[Entries with figure data]
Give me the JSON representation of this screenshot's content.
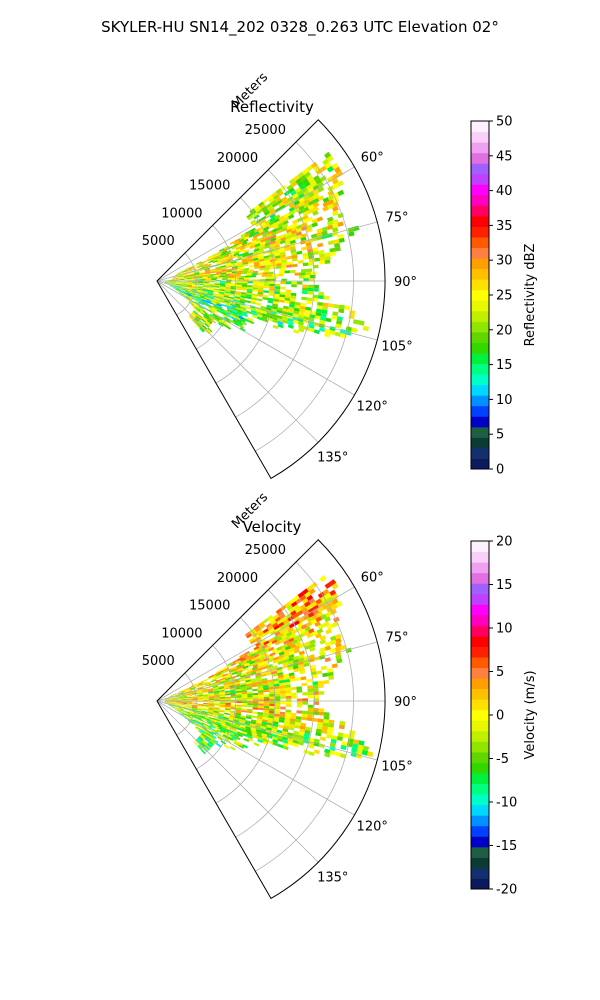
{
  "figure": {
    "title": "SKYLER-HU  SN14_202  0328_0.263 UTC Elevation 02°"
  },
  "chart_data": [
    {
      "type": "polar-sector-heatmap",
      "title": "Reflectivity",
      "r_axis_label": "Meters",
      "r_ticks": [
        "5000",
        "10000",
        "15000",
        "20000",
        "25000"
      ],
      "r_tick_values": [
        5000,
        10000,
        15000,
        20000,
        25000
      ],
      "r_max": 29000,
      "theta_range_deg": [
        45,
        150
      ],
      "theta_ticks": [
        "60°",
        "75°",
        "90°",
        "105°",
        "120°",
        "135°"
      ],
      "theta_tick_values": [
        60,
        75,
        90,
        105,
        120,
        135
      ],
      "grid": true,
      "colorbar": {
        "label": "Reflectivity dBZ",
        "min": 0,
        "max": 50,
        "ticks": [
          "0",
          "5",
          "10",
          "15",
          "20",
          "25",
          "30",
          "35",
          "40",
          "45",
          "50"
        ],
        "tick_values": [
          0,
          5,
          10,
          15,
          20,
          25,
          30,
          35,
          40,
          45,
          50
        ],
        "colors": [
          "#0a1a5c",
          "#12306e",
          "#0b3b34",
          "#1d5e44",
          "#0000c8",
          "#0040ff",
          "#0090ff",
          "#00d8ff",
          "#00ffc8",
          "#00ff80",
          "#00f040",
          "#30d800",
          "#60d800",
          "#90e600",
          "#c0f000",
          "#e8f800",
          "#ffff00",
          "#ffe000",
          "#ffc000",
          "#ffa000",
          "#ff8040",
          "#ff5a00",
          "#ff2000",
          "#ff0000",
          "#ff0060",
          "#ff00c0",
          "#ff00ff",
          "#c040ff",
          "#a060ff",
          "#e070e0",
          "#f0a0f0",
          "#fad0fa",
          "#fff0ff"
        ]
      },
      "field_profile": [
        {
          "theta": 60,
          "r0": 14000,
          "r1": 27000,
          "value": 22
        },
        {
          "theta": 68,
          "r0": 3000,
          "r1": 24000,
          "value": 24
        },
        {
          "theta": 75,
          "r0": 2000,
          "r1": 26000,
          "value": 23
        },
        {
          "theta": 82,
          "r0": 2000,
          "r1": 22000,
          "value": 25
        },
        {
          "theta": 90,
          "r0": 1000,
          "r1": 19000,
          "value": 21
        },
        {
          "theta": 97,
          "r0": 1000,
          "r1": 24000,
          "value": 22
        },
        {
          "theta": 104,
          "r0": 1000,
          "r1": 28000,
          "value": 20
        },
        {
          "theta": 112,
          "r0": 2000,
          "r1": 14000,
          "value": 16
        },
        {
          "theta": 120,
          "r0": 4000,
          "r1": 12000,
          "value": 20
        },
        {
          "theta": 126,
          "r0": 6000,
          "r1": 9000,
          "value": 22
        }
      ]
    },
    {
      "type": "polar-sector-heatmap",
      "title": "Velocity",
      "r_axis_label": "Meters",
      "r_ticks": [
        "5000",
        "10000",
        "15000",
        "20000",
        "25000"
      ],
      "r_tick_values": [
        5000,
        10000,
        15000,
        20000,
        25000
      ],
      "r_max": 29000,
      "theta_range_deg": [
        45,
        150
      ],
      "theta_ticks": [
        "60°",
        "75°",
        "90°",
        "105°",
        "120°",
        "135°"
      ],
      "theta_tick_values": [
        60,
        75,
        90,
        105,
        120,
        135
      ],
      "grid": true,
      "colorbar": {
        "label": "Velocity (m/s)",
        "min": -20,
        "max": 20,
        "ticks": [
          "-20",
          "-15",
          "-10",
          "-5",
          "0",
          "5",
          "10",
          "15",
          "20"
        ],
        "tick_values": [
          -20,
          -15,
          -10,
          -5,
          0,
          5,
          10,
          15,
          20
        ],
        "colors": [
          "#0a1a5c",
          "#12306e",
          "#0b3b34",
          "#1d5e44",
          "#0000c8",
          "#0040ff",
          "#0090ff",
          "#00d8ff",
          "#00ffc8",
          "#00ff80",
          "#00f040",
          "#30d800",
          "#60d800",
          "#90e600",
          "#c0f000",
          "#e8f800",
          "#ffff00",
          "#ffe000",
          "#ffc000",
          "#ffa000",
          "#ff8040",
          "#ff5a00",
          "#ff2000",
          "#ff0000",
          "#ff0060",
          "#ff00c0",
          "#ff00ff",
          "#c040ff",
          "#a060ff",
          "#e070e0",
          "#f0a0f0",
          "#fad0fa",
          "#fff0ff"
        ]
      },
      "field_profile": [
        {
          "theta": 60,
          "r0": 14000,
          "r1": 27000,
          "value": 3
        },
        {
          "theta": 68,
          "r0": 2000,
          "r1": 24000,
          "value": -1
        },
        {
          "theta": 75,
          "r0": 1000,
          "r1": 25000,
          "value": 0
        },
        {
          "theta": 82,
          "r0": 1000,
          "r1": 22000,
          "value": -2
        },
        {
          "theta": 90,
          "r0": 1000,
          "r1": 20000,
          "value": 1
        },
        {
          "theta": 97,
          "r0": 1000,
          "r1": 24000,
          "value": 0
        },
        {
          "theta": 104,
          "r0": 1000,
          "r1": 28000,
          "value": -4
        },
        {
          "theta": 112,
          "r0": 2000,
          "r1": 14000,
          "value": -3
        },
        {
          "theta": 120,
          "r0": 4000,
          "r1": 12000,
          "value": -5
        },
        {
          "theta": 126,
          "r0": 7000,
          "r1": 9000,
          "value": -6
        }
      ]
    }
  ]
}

REQUIREMENTS> Every entry should be returned exactly as written, minus the pictures.

PROBLEM SOLUTION>
Give me the JSON representation of this screenshot's content.
{
  "figure": {
    "title": "SKYLER-HU  SN14_202  0328_0.263 UTC Elevation 02°"
  },
  "chart_data": [
    {
      "type": "polar-sector-heatmap",
      "title": "Reflectivity",
      "r_axis_label": "Meters",
      "r_ticks": [
        "5000",
        "10000",
        "15000",
        "20000",
        "25000"
      ],
      "r_tick_values": [
        5000,
        10000,
        15000,
        20000,
        25000
      ],
      "r_max": 29000,
      "theta_range_deg": [
        45,
        150
      ],
      "theta_ticks": [
        "60°",
        "75°",
        "90°",
        "105°",
        "120°",
        "135°"
      ],
      "theta_tick_values": [
        60,
        75,
        90,
        105,
        120,
        135
      ],
      "grid": true,
      "colorbar": {
        "label": "Reflectivity dBZ",
        "min": 0,
        "max": 50,
        "ticks": [
          "0",
          "5",
          "10",
          "15",
          "20",
          "25",
          "30",
          "35",
          "40",
          "45",
          "50"
        ],
        "tick_values": [
          0,
          5,
          10,
          15,
          20,
          25,
          30,
          35,
          40,
          45,
          50
        ],
        "colors": [
          "#0a1a5c",
          "#12306e",
          "#0b3b34",
          "#1d5e44",
          "#0000c8",
          "#0040ff",
          "#0090ff",
          "#00d8ff",
          "#00ffc8",
          "#00ff80",
          "#00f040",
          "#30d800",
          "#60d800",
          "#90e600",
          "#c0f000",
          "#e8f800",
          "#ffff00",
          "#ffe000",
          "#ffc000",
          "#ffa000",
          "#ff8040",
          "#ff5a00",
          "#ff2000",
          "#ff0000",
          "#ff0060",
          "#ff00c0",
          "#ff00ff",
          "#c040ff",
          "#a060ff",
          "#e070e0",
          "#f0a0f0",
          "#fad0fa",
          "#fff0ff"
        ]
      },
      "field_profile": [
        {
          "theta": 60,
          "r0": 14000,
          "r1": 27000,
          "value": 22
        },
        {
          "theta": 68,
          "r0": 3000,
          "r1": 24000,
          "value": 24
        },
        {
          "theta": 75,
          "r0": 2000,
          "r1": 26000,
          "value": 23
        },
        {
          "theta": 82,
          "r0": 2000,
          "r1": 22000,
          "value": 25
        },
        {
          "theta": 90,
          "r0": 1000,
          "r1": 19000,
          "value": 21
        },
        {
          "theta": 97,
          "r0": 1000,
          "r1": 24000,
          "value": 22
        },
        {
          "theta": 104,
          "r0": 1000,
          "r1": 28000,
          "value": 20
        },
        {
          "theta": 112,
          "r0": 2000,
          "r1": 14000,
          "value": 16
        },
        {
          "theta": 120,
          "r0": 4000,
          "r1": 12000,
          "value": 20
        },
        {
          "theta": 126,
          "r0": 6000,
          "r1": 9000,
          "value": 22
        }
      ]
    },
    {
      "type": "polar-sector-heatmap",
      "title": "Velocity",
      "r_axis_label": "Meters",
      "r_ticks": [
        "5000",
        "10000",
        "15000",
        "20000",
        "25000"
      ],
      "r_tick_values": [
        5000,
        10000,
        15000,
        20000,
        25000
      ],
      "r_max": 29000,
      "theta_range_deg": [
        45,
        150
      ],
      "theta_ticks": [
        "60°",
        "75°",
        "90°",
        "105°",
        "120°",
        "135°"
      ],
      "theta_tick_values": [
        60,
        75,
        90,
        105,
        120,
        135
      ],
      "grid": true,
      "colorbar": {
        "label": "Velocity (m/s)",
        "min": -20,
        "max": 20,
        "ticks": [
          "-20",
          "-15",
          "-10",
          "-5",
          "0",
          "5",
          "10",
          "15",
          "20"
        ],
        "tick_values": [
          -20,
          -15,
          -10,
          -5,
          0,
          5,
          10,
          15,
          20
        ],
        "colors": [
          "#0a1a5c",
          "#12306e",
          "#0b3b34",
          "#1d5e44",
          "#0000c8",
          "#0040ff",
          "#0090ff",
          "#00d8ff",
          "#00ffc8",
          "#00ff80",
          "#00f040",
          "#30d800",
          "#60d800",
          "#90e600",
          "#c0f000",
          "#e8f800",
          "#ffff00",
          "#ffe000",
          "#ffc000",
          "#ffa000",
          "#ff8040",
          "#ff5a00",
          "#ff2000",
          "#ff0000",
          "#ff0060",
          "#ff00c0",
          "#ff00ff",
          "#c040ff",
          "#a060ff",
          "#e070e0",
          "#f0a0f0",
          "#fad0fa",
          "#fff0ff"
        ]
      },
      "field_profile": [
        {
          "theta": 60,
          "r0": 14000,
          "r1": 27000,
          "value": 3
        },
        {
          "theta": 68,
          "r0": 2000,
          "r1": 24000,
          "value": -1
        },
        {
          "theta": 75,
          "r0": 1000,
          "r1": 25000,
          "value": 0
        },
        {
          "theta": 82,
          "r0": 1000,
          "r1": 22000,
          "value": -2
        },
        {
          "theta": 90,
          "r0": 1000,
          "r1": 20000,
          "value": 1
        },
        {
          "theta": 97,
          "r0": 1000,
          "r1": 24000,
          "value": 0
        },
        {
          "theta": 104,
          "r0": 1000,
          "r1": 28000,
          "value": -4
        },
        {
          "theta": 112,
          "r0": 2000,
          "r1": 14000,
          "value": -3
        },
        {
          "theta": 120,
          "r0": 4000,
          "r1": 12000,
          "value": -5
        },
        {
          "theta": 126,
          "r0": 7000,
          "r1": 9000,
          "value": -6
        }
      ]
    }
  ]
}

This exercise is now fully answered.